• Short problem
Copy all lines below exactly as written. Leave pictures out.

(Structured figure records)

= = =

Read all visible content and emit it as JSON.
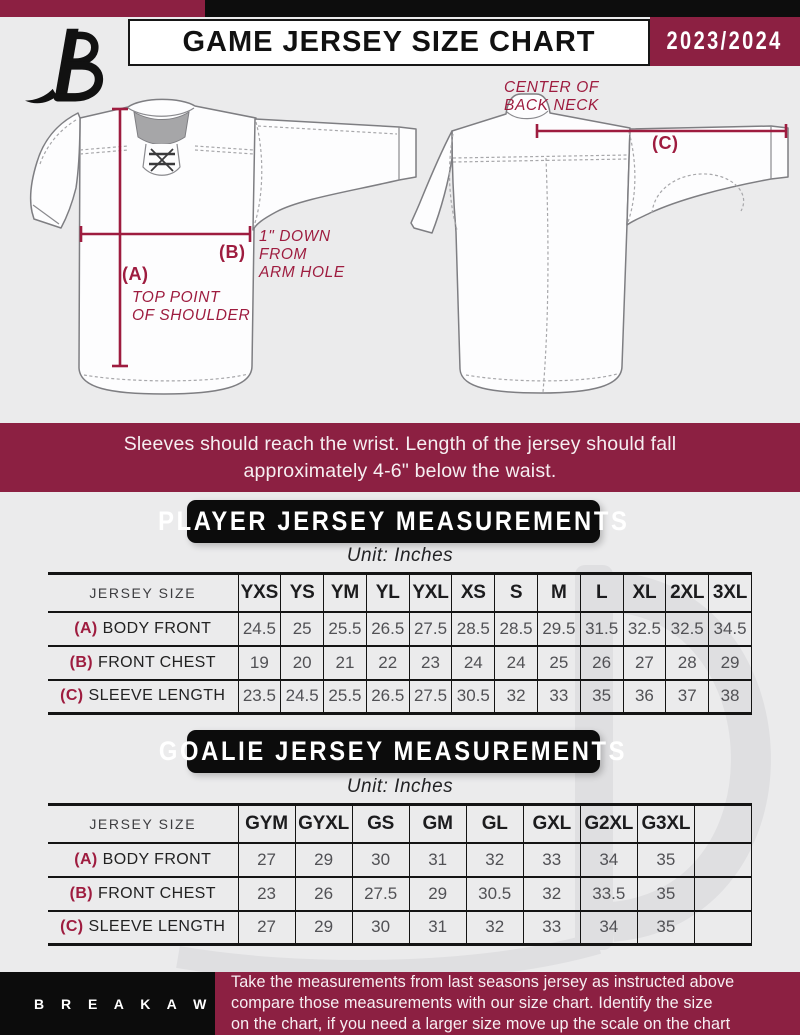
{
  "colors": {
    "maroon_banner": "#8c2042",
    "maroon_accent": "#9e1c3f",
    "black": "#0d0d0d",
    "page_bg": "#ebebec"
  },
  "header": {
    "title": "GAME JERSEY SIZE CHART",
    "season": "2023/2024"
  },
  "diagram": {
    "front": {
      "a_tag": "(A)",
      "a_caption": [
        "TOP POINT",
        "OF SHOULDER"
      ],
      "b_tag": "(B)",
      "b_caption": [
        "1\" DOWN",
        "FROM",
        "ARM HOLE"
      ]
    },
    "back": {
      "c_tag": "(C)",
      "c_caption": [
        "CENTER OF",
        "BACK NECK"
      ]
    }
  },
  "notice": {
    "line1": "Sleeves should reach the wrist. Length of the jersey should fall",
    "line2": "approximately 4-6\" below the waist."
  },
  "player_section": {
    "title": "PLAYER JERSEY MEASUREMENTS",
    "unit_label": "Unit: Inches",
    "table": {
      "corner_label": "JERSEY SIZE",
      "columns": [
        "YXS",
        "YS",
        "YM",
        "YL",
        "YXL",
        "XS",
        "S",
        "M",
        "L",
        "XL",
        "2XL",
        "3XL"
      ],
      "rows": [
        {
          "tag": "(A)",
          "label": "BODY FRONT",
          "values": [
            "24.5",
            "25",
            "25.5",
            "26.5",
            "27.5",
            "28.5",
            "28.5",
            "29.5",
            "31.5",
            "32.5",
            "32.5",
            "34.5"
          ]
        },
        {
          "tag": "(B)",
          "label": "FRONT CHEST",
          "values": [
            "19",
            "20",
            "21",
            "22",
            "23",
            "24",
            "24",
            "25",
            "26",
            "27",
            "28",
            "29"
          ]
        },
        {
          "tag": "(C)",
          "label": "SLEEVE LENGTH",
          "values": [
            "23.5",
            "24.5",
            "25.5",
            "26.5",
            "27.5",
            "30.5",
            "32",
            "33",
            "35",
            "36",
            "37",
            "38"
          ]
        }
      ]
    }
  },
  "goalie_section": {
    "title": "GOALIE JERSEY MEASUREMENTS",
    "unit_label": "Unit: Inches",
    "table": {
      "corner_label": "JERSEY SIZE",
      "columns": [
        "GYM",
        "GYXL",
        "GS",
        "GM",
        "GL",
        "GXL",
        "G2XL",
        "G3XL",
        ""
      ],
      "rows": [
        {
          "tag": "(A)",
          "label": "BODY FRONT",
          "values": [
            "27",
            "29",
            "30",
            "31",
            "32",
            "33",
            "34",
            "35",
            ""
          ]
        },
        {
          "tag": "(B)",
          "label": "FRONT CHEST",
          "values": [
            "23",
            "26",
            "27.5",
            "29",
            "30.5",
            "32",
            "33.5",
            "35",
            ""
          ]
        },
        {
          "tag": "(C)",
          "label": "SLEEVE LENGTH",
          "values": [
            "27",
            "29",
            "30",
            "31",
            "32",
            "33",
            "34",
            "35",
            ""
          ]
        }
      ]
    }
  },
  "footer": {
    "brand": "B R E A K A W A Y",
    "lines": [
      "Take the measurements from last seasons jersey as instructed above",
      "compare those measurements  with our size chart. Identify the size",
      "on the chart, if you need a larger size move up the scale on the chart"
    ]
  }
}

= = =

• Exercise result
Read all visible content and emit it as JSON.
{
  "colors": {
    "maroon_banner": "#8c2042",
    "maroon_accent": "#9e1c3f",
    "black": "#0d0d0d",
    "page_bg": "#ebebec"
  },
  "header": {
    "title": "GAME JERSEY SIZE CHART",
    "season": "2023/2024"
  },
  "diagram": {
    "front": {
      "a_tag": "(A)",
      "a_caption": [
        "TOP POINT",
        "OF SHOULDER"
      ],
      "b_tag": "(B)",
      "b_caption": [
        "1\" DOWN",
        "FROM",
        "ARM HOLE"
      ]
    },
    "back": {
      "c_tag": "(C)",
      "c_caption": [
        "CENTER OF",
        "BACK NECK"
      ]
    }
  },
  "notice": {
    "line1": "Sleeves should reach the wrist. Length of the jersey should fall",
    "line2": "approximately 4-6\" below the waist."
  },
  "player_section": {
    "title": "PLAYER JERSEY MEASUREMENTS",
    "unit_label": "Unit: Inches",
    "table": {
      "corner_label": "JERSEY SIZE",
      "columns": [
        "YXS",
        "YS",
        "YM",
        "YL",
        "YXL",
        "XS",
        "S",
        "M",
        "L",
        "XL",
        "2XL",
        "3XL"
      ],
      "rows": [
        {
          "tag": "(A)",
          "label": "BODY FRONT",
          "values": [
            "24.5",
            "25",
            "25.5",
            "26.5",
            "27.5",
            "28.5",
            "28.5",
            "29.5",
            "31.5",
            "32.5",
            "32.5",
            "34.5"
          ]
        },
        {
          "tag": "(B)",
          "label": "FRONT CHEST",
          "values": [
            "19",
            "20",
            "21",
            "22",
            "23",
            "24",
            "24",
            "25",
            "26",
            "27",
            "28",
            "29"
          ]
        },
        {
          "tag": "(C)",
          "label": "SLEEVE LENGTH",
          "values": [
            "23.5",
            "24.5",
            "25.5",
            "26.5",
            "27.5",
            "30.5",
            "32",
            "33",
            "35",
            "36",
            "37",
            "38"
          ]
        }
      ]
    }
  },
  "goalie_section": {
    "title": "GOALIE JERSEY MEASUREMENTS",
    "unit_label": "Unit: Inches",
    "table": {
      "corner_label": "JERSEY SIZE",
      "columns": [
        "GYM",
        "GYXL",
        "GS",
        "GM",
        "GL",
        "GXL",
        "G2XL",
        "G3XL",
        ""
      ],
      "rows": [
        {
          "tag": "(A)",
          "label": "BODY FRONT",
          "values": [
            "27",
            "29",
            "30",
            "31",
            "32",
            "33",
            "34",
            "35",
            ""
          ]
        },
        {
          "tag": "(B)",
          "label": "FRONT CHEST",
          "values": [
            "23",
            "26",
            "27.5",
            "29",
            "30.5",
            "32",
            "33.5",
            "35",
            ""
          ]
        },
        {
          "tag": "(C)",
          "label": "SLEEVE LENGTH",
          "values": [
            "27",
            "29",
            "30",
            "31",
            "32",
            "33",
            "34",
            "35",
            ""
          ]
        }
      ]
    }
  },
  "footer": {
    "brand": "B R E A K A W A Y",
    "lines": [
      "Take the measurements from last seasons jersey as instructed above",
      "compare those measurements  with our size chart. Identify the size",
      "on the chart, if you need a larger size move up the scale on the chart"
    ]
  }
}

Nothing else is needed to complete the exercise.